Start of Materials provided

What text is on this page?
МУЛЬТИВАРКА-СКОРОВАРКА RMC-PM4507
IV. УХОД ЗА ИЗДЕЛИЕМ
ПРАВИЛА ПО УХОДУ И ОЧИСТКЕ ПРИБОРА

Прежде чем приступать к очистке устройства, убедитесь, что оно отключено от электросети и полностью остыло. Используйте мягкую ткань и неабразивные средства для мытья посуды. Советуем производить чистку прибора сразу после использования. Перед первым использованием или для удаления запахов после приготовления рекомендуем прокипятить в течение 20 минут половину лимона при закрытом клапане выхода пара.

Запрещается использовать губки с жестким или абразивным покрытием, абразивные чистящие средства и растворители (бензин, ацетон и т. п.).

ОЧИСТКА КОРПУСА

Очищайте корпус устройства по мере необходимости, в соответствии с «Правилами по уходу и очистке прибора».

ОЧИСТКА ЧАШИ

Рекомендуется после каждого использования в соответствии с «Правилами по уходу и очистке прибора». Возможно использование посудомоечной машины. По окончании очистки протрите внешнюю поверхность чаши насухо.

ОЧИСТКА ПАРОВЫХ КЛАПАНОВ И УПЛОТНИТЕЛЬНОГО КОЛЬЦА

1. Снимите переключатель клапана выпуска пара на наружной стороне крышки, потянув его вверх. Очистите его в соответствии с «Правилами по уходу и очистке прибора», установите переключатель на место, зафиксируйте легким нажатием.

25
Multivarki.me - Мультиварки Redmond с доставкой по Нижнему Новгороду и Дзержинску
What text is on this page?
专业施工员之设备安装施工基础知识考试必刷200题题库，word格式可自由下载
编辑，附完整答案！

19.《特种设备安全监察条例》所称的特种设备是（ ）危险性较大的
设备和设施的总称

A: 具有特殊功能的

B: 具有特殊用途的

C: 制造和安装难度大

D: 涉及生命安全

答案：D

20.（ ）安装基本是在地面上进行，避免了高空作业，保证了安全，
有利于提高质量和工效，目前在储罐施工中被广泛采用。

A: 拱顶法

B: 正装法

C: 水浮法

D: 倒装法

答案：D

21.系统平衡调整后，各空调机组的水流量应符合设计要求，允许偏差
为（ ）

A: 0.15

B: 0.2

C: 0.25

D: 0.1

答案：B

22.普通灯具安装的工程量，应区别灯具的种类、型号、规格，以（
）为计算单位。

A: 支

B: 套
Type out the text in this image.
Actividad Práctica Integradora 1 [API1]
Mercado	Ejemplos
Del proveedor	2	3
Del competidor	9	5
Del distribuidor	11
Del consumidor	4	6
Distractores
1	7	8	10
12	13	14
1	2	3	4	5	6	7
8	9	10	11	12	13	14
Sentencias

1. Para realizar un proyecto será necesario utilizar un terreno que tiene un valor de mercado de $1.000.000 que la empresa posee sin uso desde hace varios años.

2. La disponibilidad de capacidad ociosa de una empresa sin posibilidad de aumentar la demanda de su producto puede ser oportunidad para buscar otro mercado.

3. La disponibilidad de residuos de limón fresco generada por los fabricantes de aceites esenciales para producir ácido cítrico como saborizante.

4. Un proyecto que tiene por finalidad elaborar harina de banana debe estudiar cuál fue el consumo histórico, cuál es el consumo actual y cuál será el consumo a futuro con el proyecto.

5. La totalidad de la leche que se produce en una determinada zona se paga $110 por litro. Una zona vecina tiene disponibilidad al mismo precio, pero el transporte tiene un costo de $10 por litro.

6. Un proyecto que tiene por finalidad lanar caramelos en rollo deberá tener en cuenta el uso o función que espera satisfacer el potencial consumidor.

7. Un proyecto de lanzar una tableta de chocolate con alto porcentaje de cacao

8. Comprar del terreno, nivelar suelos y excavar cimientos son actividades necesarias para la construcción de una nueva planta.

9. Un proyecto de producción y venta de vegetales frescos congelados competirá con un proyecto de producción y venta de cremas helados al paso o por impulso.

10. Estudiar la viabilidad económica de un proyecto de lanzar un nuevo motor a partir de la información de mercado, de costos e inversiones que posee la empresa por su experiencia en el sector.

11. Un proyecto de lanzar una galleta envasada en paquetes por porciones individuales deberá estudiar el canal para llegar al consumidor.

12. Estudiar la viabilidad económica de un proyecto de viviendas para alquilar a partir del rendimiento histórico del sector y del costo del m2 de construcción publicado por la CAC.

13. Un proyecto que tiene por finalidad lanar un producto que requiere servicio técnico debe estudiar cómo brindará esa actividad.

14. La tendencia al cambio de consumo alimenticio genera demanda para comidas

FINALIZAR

End of Materials provided

**Aim of the task**
All of the entries need to be reproduced exactly; please write them out.

**Complete response**
What text is on this page?
МУЛЬТИВАРКА-СКОРОВАРКА RMC-PM4507
IV. УХОД ЗА ИЗДЕЛИЕМ
ПРАВИЛА ПО УХОДУ И ОЧИСТКЕ ПРИБОРА

Прежде чем приступать к очистке устройства, убедитесь, что оно отключено от электросети и полностью остыло. Используйте мягкую ткань и неабразивные средства для мытья посуды. Советуем производить чистку прибора сразу после использования. Перед первым использованием или для удаления запахов после приготовления рекомендуем прокипятить в течение 20 минут половину лимона при закрытом клапане выхода пара.

Запрещается использовать губки с жестким или абразивным покрытием, абразивные чистящие средства и растворители (бензин, ацетон и т. п.).

ОЧИСТКА КОРПУСА

Очищайте корпус устройства по мере необходимости, в соответствии с «Правилами по уходу и очистке прибора».

ОЧИСТКА ЧАШИ

Рекомендуется после каждого использования в соответствии с «Правилами по уходу и очистке прибора». Возможно использование посудомоечной машины. По окончании очистки протрите внешнюю поверхность чаши насухо.

ОЧИСТКА ПАРОВЫХ КЛАПАНОВ И УПЛОТНИТЕЛЬНОГО КОЛЬЦА

1. Снимите переключатель клапана выпуска пара на наружной стороне крышки, потянув его вверх. Очистите его в соответствии с «Правилами по уходу и очистке прибора», установите переключатель на место, зафиксируйте легким нажатием.

25
Multivarki.me - Мультиварки Redmond с доставкой по Нижнему Новгороду и Дзержинску
What text is on this page?
专业施工员之设备安装施工基础知识考试必刷200题题库，word格式可自由下载
编辑，附完整答案！

19.《特种设备安全监察条例》所称的特种设备是（ ）危险性较大的
设备和设施的总称

A: 具有特殊功能的

B: 具有特殊用途的

C: 制造和安装难度大

D: 涉及生命安全

答案：D

20.（ ）安装基本是在地面上进行，避免了高空作业，保证了安全，
有利于提高质量和工效，目前在储罐施工中被广泛采用。

A: 拱顶法

B: 正装法

C: 水浮法

D: 倒装法

答案：D

21.系统平衡调整后，各空调机组的水流量应符合设计要求，允许偏差
为（ ）

A: 0.15

B: 0.2

C: 0.25

D: 0.1

答案：B

22.普通灯具安装的工程量，应区别灯具的种类、型号、规格，以（
）为计算单位。

A: 支

B: 套
Type out the text in this image.
Actividad Práctica Integradora 1 [API1]
Mercado	Ejemplos
Del proveedor	2	3
Del competidor	9	5
Del distribuidor	11
Del consumidor	4	6
Distractores
1	7	8	10
12	13	14
1	2	3	4	5	6	7
8	9	10	11	12	13	14
Sentencias

1. Para realizar un proyecto será necesario utilizar un terreno que tiene un valor de mercado de $1.000.000 que la empresa posee sin uso desde hace varios años.

2. La disponibilidad de capacidad ociosa de una empresa sin posibilidad de aumentar la demanda de su producto puede ser oportunidad para buscar otro mercado.

3. La disponibilidad de residuos de limón fresco generada por los fabricantes de aceites esenciales para producir ácido cítrico como saborizante.

4. Un proyecto que tiene por finalidad elaborar harina de banana debe estudiar cuál fue el consumo histórico, cuál es el consumo actual y cuál será el consumo a futuro con el proyecto.

5. La totalidad de la leche que se produce en una determinada zona se paga $110 por litro. Una zona vecina tiene disponibilidad al mismo precio, pero el transporte tiene un costo de $10 por litro.

6. Un proyecto que tiene por finalidad lanar caramelos en rollo deberá tener en cuenta el uso o función que espera satisfacer el potencial consumidor.

7. Un proyecto de lanzar una tableta de chocolate con alto porcentaje de cacao

8. Comprar del terreno, nivelar suelos y excavar cimientos son actividades necesarias para la construcción de una nueva planta.

9. Un proyecto de producción y venta de vegetales frescos congelados competirá con un proyecto de producción y venta de cremas helados al paso o por impulso.

10. Estudiar la viabilidad económica de un proyecto de lanzar un nuevo motor a partir de la información de mercado, de costos e inversiones que posee la empresa por su experiencia en el sector.

11. Un proyecto de lanzar una galleta envasada en paquetes por porciones individuales deberá estudiar el canal para llegar al consumidor.

12. Estudiar la viabilidad económica de un proyecto de viviendas para alquilar a partir del rendimiento histórico del sector y del costo del m2 de construcción publicado por la CAC.

13. Un proyecto que tiene por finalidad lanar un producto que requiere servicio técnico debe estudiar cómo brindará esa actividad.

14. La tendencia al cambio de consumo alimenticio genera demanda para comidas

FINALIZAR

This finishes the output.